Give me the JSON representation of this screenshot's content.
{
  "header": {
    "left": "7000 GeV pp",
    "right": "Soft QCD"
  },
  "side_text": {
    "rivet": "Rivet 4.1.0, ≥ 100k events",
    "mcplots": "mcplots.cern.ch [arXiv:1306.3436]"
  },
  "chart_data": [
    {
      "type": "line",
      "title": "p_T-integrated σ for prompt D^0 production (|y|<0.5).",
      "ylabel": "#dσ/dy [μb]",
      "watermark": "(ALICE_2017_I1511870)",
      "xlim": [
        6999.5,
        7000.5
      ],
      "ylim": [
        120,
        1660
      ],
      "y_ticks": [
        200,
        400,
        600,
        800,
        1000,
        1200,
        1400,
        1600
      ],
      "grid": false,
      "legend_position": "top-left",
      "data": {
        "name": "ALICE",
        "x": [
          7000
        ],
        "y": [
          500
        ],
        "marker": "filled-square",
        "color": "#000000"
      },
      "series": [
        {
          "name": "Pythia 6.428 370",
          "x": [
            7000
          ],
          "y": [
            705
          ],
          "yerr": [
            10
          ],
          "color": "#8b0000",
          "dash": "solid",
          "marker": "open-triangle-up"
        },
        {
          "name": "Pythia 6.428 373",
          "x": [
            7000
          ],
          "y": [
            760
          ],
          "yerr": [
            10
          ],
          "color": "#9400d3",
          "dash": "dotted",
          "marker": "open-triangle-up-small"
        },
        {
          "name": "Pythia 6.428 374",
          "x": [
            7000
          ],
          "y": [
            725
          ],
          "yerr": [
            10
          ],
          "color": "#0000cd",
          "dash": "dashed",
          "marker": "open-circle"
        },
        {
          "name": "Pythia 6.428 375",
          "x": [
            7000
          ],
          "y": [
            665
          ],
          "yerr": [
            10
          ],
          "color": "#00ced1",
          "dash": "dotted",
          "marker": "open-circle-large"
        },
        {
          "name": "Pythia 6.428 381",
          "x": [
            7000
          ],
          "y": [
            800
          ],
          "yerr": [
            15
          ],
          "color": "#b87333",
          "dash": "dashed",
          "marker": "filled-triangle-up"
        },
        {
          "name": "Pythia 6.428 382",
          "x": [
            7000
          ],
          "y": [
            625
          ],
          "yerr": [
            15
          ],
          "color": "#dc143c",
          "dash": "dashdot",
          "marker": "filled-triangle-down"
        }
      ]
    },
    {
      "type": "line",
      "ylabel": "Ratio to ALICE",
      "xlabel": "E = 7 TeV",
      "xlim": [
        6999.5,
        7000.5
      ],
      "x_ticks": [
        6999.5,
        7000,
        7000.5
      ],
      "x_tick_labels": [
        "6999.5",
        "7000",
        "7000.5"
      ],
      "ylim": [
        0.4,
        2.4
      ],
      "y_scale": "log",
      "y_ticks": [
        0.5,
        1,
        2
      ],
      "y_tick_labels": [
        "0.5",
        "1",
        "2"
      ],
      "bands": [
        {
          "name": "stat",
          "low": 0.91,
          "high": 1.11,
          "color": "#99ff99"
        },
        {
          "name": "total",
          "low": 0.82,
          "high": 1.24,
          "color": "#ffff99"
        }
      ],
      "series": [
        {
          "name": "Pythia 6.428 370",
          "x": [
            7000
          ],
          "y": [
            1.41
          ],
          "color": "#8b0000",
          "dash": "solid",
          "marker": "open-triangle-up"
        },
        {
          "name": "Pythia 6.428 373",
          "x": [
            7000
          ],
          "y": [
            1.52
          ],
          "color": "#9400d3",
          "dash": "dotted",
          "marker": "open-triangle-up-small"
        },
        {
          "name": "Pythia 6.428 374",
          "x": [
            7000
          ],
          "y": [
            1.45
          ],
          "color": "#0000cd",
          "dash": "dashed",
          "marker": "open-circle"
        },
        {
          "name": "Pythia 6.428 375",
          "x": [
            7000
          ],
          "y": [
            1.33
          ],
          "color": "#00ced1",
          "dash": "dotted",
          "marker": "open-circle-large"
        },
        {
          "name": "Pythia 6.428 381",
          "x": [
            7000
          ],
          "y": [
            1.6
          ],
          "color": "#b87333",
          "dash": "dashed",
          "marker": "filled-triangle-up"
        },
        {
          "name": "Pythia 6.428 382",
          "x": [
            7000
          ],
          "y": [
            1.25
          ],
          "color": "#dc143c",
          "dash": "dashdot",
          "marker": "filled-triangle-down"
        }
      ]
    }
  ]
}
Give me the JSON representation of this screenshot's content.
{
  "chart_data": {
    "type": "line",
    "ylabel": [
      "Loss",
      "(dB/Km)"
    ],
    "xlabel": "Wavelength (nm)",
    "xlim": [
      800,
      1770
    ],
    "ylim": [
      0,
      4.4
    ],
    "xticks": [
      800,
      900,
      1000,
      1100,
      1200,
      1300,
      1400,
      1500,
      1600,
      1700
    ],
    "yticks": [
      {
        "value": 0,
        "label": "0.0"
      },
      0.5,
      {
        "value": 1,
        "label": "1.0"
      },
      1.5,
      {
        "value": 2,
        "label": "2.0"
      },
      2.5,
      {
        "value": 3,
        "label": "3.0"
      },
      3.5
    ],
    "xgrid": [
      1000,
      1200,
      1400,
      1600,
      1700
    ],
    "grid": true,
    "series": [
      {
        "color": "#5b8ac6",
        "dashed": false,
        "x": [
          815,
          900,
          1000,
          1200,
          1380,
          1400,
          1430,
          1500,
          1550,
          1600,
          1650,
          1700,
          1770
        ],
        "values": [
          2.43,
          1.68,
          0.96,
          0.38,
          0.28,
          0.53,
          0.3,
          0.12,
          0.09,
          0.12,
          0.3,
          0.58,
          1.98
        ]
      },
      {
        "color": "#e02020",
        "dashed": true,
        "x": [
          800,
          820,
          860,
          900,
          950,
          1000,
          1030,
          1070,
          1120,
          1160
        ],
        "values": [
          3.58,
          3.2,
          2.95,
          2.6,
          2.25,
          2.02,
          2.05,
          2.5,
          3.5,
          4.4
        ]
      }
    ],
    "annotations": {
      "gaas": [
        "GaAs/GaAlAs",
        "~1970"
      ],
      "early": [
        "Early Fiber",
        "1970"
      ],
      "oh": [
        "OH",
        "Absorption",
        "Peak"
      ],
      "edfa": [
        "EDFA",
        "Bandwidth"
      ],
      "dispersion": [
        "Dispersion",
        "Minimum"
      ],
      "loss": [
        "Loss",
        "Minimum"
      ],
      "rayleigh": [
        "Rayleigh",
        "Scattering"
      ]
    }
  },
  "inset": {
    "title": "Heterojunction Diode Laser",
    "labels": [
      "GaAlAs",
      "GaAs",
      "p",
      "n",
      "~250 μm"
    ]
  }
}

+++

Copy out each line of the material that holds the word "left".

    "left": "7000 GeV pp",
      "legend_position": "top-left",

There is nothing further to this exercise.